> _The problem_: Carry on the forum thread below about repeated HA failover events in a 4-node ESX cluster, picking up after its last post.
::: Extract to read
I have a 4-node ESX cluster with HA/DRS enabled. Although all guest appear to be functioning without problems, there are multiple event entries in VC console saying guest machines are trying to fail over to other hosts but fail - no detailed description given in VC event panel. These failures happen at least 1-2 times a minute.
Anyone have any clue where to start? I've seen posts where creating an entirely new HA cluster group and migrating all Host machines to that cluster sometime fixes the problem, but I'd like to get a bit more info before I go down that path.
Thanks
You didn't try to do a san re-scan thru the VI console did you? With 4 gig hba's.
Whoa, that link scares me. I haven't really seen that behavior, but I'll pay more attention as we add new LUNS. I didn't see that VMWare has yet released the patch for that KB article. Have they?
::::::
::: Data shown
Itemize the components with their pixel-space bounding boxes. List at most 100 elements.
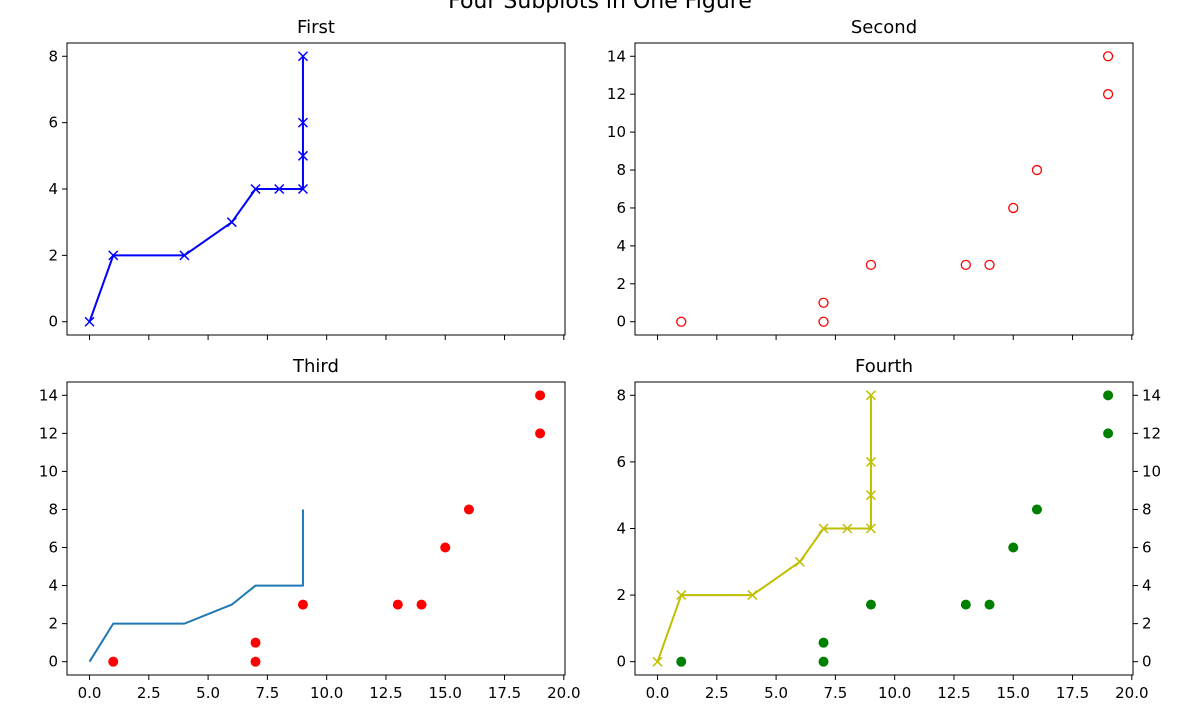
::::::
> _Expected answer_:
BTW - I created a new cluster and split the hosts / VMs between them. Everything looks good so far. I'll let the config 'marinate' for a day or so and then start moving the other hosts back.
-N
BTW - I have the EXACT config mentioned in many of the posts - DL360G5 with dual 4GB Emulex cards. Everything is patched to the hilt - including latest firmware for the servers / hbas, and patches for ESX.
I really cannot disable USB because ILO is our only remote mechanism into the svc console.
The fix will be included in 3.0.2. In the meantime make sure to scan from the console.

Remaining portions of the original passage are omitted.